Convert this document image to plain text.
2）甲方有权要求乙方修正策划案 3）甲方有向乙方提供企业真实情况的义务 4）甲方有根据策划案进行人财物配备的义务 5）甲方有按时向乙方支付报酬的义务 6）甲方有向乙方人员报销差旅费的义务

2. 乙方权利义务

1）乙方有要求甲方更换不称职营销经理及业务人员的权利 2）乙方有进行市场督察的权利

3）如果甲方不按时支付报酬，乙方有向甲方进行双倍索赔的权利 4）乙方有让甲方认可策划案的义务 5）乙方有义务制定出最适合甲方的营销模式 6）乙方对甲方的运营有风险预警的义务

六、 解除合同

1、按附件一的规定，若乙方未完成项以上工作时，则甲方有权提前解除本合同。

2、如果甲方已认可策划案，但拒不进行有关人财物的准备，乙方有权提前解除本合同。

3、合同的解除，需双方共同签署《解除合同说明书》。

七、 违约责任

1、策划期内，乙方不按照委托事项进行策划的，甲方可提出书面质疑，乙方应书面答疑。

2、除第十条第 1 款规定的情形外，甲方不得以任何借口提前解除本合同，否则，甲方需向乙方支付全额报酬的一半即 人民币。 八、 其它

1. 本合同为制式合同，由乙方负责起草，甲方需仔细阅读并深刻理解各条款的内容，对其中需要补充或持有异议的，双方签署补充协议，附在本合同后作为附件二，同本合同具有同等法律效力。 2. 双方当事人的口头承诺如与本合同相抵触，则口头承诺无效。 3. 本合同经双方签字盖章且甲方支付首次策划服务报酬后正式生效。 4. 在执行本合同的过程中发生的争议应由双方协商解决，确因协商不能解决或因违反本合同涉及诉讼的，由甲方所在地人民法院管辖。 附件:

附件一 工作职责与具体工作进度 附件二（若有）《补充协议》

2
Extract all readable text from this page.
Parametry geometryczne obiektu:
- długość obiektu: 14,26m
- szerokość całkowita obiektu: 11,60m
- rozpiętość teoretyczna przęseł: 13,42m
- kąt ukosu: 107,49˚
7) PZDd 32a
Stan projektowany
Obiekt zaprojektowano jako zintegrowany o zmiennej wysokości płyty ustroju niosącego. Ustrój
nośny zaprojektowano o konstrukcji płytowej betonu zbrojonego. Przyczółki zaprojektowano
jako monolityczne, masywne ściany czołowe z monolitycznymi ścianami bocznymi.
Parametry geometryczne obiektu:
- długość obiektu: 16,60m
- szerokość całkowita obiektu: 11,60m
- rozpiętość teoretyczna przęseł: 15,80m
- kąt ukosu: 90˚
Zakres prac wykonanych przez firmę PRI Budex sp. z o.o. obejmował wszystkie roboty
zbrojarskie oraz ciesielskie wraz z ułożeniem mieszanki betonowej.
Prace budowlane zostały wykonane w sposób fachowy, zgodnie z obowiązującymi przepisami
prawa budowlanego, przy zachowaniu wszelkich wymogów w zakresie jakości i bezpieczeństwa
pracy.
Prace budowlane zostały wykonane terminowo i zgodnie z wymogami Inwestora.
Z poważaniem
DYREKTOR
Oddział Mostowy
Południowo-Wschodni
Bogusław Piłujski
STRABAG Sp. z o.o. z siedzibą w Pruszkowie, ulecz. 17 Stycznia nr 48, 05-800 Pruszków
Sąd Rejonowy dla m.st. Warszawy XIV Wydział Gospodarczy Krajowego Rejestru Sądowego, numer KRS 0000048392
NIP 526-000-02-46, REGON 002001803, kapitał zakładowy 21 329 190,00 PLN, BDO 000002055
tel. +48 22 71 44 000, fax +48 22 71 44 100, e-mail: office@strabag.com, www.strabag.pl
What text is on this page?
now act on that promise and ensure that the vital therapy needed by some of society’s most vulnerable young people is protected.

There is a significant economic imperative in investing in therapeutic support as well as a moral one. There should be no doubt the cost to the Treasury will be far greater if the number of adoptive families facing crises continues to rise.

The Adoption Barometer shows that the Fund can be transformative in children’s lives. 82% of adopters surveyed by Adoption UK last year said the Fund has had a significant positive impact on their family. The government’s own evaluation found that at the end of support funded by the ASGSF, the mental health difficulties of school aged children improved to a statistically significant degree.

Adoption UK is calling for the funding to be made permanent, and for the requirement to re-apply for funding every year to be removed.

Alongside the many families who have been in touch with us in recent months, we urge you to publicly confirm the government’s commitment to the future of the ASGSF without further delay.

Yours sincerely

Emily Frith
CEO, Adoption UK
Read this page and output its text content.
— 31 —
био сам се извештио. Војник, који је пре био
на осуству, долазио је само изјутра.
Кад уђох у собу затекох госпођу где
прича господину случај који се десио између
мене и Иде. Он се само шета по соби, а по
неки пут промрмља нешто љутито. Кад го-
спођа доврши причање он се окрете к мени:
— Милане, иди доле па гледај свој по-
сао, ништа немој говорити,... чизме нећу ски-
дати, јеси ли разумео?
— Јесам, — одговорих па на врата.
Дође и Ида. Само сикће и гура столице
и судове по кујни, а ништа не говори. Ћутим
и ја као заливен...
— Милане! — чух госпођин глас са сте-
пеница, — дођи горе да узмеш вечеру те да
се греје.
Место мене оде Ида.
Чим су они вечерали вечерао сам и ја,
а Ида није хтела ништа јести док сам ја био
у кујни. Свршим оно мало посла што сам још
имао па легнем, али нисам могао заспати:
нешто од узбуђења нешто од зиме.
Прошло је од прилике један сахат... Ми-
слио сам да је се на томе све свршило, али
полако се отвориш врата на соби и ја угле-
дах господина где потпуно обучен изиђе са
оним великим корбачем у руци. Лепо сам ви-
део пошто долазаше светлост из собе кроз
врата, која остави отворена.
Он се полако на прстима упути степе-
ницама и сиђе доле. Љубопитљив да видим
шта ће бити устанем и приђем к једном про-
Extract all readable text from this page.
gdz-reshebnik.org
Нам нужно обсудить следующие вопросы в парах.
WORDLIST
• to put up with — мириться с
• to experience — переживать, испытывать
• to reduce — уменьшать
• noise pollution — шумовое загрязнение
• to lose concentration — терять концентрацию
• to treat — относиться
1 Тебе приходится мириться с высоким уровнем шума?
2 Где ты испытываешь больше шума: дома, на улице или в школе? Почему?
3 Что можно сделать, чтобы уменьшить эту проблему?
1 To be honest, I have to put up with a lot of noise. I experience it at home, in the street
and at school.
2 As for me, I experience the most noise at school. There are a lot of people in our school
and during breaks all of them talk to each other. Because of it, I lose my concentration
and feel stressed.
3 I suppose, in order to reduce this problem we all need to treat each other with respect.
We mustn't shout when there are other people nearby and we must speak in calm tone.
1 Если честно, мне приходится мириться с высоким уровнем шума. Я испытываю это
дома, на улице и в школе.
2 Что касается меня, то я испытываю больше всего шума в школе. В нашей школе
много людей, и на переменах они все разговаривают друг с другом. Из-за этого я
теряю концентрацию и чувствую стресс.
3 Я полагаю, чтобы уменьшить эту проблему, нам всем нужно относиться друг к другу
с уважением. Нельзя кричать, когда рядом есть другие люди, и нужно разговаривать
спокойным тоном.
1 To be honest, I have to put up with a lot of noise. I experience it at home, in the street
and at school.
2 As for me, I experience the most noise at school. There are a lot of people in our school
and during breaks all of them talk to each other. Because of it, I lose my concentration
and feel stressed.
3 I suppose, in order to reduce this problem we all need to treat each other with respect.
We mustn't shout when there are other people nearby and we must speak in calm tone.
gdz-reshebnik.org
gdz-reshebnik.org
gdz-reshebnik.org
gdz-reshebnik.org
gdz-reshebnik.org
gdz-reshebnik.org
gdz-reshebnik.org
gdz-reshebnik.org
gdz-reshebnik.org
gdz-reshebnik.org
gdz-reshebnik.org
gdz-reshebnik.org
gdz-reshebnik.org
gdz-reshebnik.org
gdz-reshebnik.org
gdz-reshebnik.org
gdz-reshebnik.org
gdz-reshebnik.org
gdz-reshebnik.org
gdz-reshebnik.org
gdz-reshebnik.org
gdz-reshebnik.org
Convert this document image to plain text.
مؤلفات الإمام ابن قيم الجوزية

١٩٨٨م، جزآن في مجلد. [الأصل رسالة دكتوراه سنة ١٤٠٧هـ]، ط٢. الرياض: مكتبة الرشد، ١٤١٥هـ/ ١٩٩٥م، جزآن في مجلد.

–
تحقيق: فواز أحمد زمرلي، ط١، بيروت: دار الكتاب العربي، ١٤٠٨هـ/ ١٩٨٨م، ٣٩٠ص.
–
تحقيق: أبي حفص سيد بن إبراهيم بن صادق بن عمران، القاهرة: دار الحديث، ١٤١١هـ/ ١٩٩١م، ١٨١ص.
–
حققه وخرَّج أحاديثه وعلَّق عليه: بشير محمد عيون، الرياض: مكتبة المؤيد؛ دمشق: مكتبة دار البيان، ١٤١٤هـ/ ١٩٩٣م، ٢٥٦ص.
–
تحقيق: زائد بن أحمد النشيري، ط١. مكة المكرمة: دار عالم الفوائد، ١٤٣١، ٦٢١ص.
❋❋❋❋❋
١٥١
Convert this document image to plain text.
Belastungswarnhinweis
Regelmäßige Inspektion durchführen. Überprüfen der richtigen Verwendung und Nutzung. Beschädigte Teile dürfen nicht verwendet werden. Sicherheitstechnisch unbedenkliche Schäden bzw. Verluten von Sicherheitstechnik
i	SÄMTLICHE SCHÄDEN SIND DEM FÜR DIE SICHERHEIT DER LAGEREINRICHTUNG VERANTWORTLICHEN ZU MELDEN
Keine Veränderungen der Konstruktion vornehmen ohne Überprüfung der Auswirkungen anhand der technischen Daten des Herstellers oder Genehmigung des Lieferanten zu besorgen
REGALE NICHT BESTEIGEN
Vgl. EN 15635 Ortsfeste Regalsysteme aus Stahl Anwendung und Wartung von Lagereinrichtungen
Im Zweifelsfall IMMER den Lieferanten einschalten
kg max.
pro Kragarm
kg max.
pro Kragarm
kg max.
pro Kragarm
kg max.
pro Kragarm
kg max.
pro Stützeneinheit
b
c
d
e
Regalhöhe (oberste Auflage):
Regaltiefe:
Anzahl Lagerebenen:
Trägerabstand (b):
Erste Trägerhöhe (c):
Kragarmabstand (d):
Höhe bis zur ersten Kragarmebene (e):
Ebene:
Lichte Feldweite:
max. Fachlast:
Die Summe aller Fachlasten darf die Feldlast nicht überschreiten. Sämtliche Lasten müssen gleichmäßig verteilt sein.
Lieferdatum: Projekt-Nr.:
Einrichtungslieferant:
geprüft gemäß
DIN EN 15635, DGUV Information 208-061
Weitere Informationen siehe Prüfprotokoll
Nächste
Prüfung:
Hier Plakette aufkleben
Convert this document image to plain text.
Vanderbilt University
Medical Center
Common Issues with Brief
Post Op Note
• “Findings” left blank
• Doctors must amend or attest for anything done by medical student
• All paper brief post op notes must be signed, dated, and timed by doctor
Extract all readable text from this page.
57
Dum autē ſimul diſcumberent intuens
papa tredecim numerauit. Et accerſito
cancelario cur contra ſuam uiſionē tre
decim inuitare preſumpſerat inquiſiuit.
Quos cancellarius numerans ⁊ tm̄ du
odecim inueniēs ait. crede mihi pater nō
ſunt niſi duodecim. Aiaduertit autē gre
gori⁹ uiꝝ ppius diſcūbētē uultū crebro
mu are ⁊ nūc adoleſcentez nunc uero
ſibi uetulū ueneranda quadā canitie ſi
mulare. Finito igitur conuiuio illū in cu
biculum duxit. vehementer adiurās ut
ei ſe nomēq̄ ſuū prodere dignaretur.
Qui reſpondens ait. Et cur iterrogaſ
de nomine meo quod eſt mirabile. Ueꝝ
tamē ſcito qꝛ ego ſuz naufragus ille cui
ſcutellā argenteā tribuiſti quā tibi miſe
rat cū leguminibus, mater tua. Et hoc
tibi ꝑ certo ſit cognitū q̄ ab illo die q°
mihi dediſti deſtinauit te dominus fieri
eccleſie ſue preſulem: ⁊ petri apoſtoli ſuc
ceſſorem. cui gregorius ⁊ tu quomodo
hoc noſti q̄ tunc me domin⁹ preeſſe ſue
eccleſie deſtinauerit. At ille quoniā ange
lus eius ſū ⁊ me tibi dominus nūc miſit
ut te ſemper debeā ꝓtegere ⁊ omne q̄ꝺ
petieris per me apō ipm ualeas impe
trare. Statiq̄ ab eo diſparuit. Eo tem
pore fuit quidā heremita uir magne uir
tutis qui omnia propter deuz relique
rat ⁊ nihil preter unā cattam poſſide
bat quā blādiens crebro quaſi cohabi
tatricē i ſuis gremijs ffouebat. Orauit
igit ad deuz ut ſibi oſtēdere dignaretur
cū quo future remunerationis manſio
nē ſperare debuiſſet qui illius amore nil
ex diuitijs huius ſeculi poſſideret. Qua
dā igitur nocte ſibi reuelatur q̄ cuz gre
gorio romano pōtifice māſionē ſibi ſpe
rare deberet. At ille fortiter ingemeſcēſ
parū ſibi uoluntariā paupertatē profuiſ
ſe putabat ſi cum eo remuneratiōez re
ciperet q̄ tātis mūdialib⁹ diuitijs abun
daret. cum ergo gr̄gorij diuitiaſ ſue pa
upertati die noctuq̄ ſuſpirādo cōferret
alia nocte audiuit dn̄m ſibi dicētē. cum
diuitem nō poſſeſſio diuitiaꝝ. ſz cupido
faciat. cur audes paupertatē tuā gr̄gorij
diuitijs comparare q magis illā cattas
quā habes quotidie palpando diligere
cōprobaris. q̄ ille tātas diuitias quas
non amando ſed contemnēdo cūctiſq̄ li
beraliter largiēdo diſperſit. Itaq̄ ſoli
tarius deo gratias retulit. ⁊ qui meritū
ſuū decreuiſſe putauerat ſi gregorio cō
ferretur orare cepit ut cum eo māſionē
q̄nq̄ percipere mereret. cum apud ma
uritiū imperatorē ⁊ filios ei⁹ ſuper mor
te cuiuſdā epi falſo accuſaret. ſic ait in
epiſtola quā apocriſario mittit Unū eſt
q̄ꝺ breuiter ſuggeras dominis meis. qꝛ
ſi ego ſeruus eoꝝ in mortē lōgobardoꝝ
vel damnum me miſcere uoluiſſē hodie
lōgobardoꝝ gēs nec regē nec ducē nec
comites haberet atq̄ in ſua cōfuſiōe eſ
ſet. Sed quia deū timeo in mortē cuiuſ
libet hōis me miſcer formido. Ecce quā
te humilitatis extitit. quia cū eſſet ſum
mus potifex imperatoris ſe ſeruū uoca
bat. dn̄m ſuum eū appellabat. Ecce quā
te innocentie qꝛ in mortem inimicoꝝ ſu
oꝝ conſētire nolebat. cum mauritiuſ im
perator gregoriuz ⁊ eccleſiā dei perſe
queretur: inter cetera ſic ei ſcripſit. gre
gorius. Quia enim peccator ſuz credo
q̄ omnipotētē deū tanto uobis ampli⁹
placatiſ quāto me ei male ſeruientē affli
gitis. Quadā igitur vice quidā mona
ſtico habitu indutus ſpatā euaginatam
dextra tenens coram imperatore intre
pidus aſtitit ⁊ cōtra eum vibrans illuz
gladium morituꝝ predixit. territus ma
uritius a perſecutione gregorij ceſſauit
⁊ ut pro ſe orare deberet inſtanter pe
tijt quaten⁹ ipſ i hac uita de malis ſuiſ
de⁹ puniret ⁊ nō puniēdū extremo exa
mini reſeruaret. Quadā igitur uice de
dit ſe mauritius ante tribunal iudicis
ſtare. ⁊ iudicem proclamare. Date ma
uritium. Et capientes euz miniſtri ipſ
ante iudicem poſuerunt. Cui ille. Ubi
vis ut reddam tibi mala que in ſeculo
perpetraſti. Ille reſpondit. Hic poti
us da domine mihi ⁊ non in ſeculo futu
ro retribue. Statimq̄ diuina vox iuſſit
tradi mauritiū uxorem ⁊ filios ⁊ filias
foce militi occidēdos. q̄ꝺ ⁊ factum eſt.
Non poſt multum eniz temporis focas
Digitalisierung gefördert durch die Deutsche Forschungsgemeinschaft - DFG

**The exercise**:
Filter the records above for "teoretyczna" and copy every matching line.

**Output of the task**:
- rozpiętość teoretyczna przęseł: 13,42m
- rozpiętość teoretyczna przęseł: 15,80m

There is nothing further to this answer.